◆ **Record list**:
⁂
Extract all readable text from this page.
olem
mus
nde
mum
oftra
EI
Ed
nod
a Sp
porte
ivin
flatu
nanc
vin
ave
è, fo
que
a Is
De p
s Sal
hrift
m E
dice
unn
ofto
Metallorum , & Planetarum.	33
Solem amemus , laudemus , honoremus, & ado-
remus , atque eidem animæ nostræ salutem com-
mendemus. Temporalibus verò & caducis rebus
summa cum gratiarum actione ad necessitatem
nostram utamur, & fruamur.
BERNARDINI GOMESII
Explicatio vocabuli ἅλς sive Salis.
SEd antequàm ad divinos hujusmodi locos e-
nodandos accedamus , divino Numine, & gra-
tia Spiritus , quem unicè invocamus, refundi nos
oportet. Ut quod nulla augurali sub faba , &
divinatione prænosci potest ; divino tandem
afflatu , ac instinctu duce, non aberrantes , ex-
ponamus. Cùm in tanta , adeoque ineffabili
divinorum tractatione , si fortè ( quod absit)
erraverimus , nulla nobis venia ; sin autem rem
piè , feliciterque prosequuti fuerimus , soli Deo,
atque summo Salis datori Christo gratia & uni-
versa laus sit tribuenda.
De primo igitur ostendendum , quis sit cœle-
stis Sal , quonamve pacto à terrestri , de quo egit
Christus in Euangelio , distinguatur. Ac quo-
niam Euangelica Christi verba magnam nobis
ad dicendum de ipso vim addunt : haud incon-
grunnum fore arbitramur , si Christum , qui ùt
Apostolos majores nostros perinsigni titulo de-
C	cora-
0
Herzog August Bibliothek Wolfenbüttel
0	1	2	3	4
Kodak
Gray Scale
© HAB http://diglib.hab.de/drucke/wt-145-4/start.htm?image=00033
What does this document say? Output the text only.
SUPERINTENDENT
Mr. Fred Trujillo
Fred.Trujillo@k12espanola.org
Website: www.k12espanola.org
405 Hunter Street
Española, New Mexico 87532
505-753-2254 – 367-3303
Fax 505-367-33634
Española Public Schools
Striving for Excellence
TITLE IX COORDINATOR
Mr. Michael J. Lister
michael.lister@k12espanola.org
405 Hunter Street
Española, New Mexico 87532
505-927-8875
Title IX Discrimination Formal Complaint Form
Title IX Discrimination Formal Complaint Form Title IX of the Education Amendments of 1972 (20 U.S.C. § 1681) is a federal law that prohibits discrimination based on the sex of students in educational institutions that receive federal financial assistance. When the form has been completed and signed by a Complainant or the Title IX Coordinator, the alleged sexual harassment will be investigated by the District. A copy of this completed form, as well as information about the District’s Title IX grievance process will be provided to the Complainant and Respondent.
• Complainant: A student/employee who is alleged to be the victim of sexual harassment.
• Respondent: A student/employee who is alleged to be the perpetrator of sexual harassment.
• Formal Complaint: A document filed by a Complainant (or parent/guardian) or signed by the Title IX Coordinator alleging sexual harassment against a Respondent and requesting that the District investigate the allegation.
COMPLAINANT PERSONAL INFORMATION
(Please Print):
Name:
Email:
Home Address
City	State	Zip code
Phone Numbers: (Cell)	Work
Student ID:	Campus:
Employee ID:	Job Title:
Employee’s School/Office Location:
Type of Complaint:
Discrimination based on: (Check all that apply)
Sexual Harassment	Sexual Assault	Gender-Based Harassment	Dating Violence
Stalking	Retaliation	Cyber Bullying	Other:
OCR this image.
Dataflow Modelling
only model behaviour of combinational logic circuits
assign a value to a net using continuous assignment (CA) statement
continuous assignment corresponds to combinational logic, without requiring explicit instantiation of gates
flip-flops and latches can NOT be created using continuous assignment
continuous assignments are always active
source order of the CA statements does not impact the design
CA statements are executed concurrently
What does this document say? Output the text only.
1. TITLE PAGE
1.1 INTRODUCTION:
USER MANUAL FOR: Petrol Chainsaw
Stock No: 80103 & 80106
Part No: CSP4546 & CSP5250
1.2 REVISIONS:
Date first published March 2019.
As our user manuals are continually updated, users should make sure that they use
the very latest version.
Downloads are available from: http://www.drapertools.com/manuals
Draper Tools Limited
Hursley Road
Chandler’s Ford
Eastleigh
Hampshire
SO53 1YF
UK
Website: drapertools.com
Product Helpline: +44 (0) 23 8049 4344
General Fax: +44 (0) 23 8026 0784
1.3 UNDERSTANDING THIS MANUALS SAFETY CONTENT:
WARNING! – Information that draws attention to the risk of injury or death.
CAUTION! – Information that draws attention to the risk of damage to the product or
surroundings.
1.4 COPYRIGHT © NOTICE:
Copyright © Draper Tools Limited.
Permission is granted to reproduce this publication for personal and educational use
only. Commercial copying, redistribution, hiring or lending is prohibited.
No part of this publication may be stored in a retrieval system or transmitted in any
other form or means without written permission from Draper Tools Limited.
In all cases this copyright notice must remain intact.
⁂
◆ **Work instructions**: Pick out lines containing the word "using", each one as written.

◆ **Task solution**:
assign a value to a net using continuous assignment (CA) statement
flip-flops and latches can NOT be created using continuous assignment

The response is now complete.